* _INSTRUCTIONS TO FOLLOW_:
Using the entries below, transcribe exactly the line containing "Output a JSON" and each line that follows it to the end.

--- start of INPUT FOR THIS TASK ---

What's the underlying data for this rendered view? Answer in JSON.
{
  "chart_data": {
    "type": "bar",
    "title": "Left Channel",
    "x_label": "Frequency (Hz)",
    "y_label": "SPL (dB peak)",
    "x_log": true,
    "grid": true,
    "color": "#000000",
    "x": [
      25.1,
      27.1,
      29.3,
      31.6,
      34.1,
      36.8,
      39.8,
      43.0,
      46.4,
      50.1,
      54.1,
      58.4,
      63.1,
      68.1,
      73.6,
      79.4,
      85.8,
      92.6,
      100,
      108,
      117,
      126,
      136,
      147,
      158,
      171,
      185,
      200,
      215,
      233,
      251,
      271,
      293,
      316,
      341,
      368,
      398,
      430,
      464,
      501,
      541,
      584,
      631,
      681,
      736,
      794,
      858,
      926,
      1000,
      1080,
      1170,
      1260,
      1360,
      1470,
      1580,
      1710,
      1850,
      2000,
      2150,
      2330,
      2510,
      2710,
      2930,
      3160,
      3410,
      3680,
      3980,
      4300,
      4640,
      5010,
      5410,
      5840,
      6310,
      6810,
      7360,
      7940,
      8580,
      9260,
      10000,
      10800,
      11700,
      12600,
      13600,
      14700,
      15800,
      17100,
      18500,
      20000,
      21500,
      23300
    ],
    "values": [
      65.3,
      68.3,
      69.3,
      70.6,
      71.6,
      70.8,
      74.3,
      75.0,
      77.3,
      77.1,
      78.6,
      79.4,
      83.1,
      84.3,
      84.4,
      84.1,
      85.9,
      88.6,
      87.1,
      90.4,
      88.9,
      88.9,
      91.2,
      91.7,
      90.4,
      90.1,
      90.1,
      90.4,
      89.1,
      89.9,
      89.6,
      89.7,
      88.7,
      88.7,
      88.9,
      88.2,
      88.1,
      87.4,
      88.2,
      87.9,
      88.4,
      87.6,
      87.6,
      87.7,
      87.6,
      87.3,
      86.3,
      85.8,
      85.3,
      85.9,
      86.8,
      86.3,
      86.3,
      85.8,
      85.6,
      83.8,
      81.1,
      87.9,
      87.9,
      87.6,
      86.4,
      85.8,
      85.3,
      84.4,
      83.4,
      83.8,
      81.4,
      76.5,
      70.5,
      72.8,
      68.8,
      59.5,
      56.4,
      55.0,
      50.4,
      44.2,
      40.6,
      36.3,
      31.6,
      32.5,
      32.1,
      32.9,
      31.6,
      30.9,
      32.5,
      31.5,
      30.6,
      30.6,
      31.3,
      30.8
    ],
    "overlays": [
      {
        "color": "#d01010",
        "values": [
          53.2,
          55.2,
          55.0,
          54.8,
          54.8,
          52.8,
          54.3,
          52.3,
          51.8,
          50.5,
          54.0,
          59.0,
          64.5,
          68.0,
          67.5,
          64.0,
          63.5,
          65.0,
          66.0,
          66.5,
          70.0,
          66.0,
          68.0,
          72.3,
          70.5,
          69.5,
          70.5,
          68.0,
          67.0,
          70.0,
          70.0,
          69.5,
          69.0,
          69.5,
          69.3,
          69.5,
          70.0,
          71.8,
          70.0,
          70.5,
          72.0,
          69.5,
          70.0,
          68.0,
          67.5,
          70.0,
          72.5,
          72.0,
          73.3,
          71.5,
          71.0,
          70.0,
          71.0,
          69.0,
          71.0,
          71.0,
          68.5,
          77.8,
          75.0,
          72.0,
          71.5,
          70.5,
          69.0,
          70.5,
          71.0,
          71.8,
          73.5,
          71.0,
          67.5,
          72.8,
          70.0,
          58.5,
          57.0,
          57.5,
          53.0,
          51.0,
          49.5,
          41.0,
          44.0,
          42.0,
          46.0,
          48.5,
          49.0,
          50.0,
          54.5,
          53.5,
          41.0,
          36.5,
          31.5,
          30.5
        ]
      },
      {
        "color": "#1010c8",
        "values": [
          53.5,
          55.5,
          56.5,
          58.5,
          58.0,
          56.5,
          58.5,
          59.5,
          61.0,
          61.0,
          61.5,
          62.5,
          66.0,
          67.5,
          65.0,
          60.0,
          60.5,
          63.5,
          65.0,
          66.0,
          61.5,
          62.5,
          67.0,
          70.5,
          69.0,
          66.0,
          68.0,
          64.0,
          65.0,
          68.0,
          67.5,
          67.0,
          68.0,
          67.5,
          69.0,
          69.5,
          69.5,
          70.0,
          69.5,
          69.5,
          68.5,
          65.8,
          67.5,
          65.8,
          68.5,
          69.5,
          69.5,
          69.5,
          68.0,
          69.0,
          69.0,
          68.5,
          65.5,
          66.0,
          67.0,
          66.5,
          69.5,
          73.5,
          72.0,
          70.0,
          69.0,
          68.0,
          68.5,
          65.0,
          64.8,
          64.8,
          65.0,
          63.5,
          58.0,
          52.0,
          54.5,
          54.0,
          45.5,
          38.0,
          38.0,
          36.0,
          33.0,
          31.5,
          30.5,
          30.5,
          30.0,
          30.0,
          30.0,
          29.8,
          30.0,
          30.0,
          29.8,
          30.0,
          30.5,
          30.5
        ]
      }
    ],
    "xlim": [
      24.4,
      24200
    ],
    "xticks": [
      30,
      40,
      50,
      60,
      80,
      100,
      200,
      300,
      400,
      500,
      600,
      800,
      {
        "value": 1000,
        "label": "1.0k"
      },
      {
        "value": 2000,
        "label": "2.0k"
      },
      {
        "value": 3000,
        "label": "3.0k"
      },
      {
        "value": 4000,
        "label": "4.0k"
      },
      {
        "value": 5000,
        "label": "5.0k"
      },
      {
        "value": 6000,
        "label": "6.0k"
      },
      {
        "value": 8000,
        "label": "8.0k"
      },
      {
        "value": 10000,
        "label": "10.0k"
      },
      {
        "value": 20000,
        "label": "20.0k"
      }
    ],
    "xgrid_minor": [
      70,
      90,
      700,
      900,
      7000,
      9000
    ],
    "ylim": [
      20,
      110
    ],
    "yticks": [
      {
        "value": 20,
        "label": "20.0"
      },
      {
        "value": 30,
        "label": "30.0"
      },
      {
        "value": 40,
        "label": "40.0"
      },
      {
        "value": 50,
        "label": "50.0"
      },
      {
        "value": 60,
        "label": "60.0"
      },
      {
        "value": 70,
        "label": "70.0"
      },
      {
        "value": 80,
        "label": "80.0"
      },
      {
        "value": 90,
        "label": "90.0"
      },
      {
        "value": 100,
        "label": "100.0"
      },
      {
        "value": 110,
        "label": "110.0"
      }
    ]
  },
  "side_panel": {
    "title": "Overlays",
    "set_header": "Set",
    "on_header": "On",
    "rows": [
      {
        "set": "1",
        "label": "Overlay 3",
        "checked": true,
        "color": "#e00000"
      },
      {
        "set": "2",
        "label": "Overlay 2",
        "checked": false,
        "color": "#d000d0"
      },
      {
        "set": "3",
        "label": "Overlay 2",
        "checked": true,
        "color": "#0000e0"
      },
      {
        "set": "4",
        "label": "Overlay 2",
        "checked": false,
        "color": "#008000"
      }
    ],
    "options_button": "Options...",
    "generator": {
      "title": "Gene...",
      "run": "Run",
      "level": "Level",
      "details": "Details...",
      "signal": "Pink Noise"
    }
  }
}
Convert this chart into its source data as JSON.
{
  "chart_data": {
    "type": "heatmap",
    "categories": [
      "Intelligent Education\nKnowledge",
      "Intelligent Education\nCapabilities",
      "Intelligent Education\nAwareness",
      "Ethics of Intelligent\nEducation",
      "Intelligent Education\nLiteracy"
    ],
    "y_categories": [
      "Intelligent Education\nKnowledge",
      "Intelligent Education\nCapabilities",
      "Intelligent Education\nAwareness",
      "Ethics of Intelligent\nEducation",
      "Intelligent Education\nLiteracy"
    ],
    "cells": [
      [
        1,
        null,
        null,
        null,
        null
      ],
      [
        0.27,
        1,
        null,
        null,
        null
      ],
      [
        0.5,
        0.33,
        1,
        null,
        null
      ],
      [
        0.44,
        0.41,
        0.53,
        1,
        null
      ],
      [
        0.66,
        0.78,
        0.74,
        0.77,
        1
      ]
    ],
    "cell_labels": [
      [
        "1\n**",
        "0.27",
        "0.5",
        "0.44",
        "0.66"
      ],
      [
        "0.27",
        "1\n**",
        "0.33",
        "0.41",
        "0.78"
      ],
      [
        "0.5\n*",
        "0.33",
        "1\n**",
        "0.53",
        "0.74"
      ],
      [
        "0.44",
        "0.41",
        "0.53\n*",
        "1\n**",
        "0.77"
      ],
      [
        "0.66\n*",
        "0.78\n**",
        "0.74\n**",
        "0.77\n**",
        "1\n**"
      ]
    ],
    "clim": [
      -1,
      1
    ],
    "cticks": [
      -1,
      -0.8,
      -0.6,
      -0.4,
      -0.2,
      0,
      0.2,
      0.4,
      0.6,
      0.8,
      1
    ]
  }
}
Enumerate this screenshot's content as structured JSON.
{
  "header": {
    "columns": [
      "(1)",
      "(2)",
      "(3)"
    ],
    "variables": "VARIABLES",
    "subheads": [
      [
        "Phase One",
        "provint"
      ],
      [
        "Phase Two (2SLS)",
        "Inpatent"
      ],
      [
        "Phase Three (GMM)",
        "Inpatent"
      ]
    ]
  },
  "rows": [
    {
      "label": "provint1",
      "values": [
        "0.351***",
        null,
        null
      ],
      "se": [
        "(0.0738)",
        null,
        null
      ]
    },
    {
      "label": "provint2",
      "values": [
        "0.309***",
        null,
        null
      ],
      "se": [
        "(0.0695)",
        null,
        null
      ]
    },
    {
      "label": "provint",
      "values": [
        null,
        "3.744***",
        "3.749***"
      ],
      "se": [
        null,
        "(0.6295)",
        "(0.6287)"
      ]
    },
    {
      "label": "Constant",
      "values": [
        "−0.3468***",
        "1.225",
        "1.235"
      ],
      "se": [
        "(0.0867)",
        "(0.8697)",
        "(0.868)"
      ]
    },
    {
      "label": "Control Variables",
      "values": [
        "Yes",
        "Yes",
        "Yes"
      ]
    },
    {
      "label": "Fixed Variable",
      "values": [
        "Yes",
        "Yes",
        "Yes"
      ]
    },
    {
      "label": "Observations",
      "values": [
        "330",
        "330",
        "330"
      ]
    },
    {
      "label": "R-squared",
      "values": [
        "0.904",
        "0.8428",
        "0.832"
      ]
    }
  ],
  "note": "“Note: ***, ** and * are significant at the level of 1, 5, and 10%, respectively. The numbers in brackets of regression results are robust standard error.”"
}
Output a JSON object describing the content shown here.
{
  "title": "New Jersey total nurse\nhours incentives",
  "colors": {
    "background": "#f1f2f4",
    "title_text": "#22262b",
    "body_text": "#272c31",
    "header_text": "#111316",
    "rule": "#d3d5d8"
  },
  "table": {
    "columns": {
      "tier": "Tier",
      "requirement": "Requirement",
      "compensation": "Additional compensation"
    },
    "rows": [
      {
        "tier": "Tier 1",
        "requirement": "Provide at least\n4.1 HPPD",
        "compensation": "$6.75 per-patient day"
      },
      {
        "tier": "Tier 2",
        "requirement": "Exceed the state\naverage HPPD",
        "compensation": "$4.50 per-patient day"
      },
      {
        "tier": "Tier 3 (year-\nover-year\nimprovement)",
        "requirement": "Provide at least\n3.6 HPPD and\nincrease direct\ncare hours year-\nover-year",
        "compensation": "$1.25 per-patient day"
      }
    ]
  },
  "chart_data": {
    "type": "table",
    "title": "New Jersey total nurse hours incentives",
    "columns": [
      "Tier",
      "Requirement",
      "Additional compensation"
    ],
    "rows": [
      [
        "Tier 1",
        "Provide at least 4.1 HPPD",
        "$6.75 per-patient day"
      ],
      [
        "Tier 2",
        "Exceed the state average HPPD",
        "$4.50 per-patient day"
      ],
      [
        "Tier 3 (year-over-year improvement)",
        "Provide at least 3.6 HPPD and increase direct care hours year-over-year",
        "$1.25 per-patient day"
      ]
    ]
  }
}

--- end of INPUT FOR THIS TASK ---

* _WRITTEN SOLUTION_:
Output a JSON object describing the content shown here.
{
  "title": "New Jersey total nurse\nhours incentives",
  "colors": {
    "background": "#f1f2f4",
    "title_text": "#22262b",
    "body_text": "#272c31",
    "header_text": "#111316",
    "rule": "#d3d5d8"
  },
  "table": {
    "columns": {
      "tier": "Tier",
      "requirement": "Requirement",
      "compensation": "Additional compensation"
    },
    "rows": [
      {
        "tier": "Tier 1",
        "requirement": "Provide at least\n4.1 HPPD",
        "compensation": "$6.75 per-patient day"
      },
      {
        "tier": "Tier 2",
        "requirement": "Exceed the state\naverage HPPD",
        "compensation": "$4.50 per-patient day"
      },
      {
        "tier": "Tier 3 (year-\nover-year\nimprovement)",
        "requirement": "Provide at least\n3.6 HPPD and\nincrease direct\ncare hours year-\nover-year",
        "compensation": "$1.25 per-patient day"
      }
    ]
  },
  "chart_data": {
    "type": "table",
    "title": "New Jersey total nurse hours incentives",
    "columns": [
      "Tier",
      "Requirement",
      "Additional compensation"
    ],
    "rows": [
      [
        "Tier 1",
        "Provide at least 4.1 HPPD",
        "$6.75 per-patient day"
      ],
      [
        "Tier 2",
        "Exceed the state average HPPD",
        "$4.50 per-patient day"
      ],
      [
        "Tier 3 (year-over-year improvement)",
        "Provide at least 3.6 HPPD and increase direct care hours year-over-year",
        "$1.25 per-patient day"
      ]
    ]
  }
}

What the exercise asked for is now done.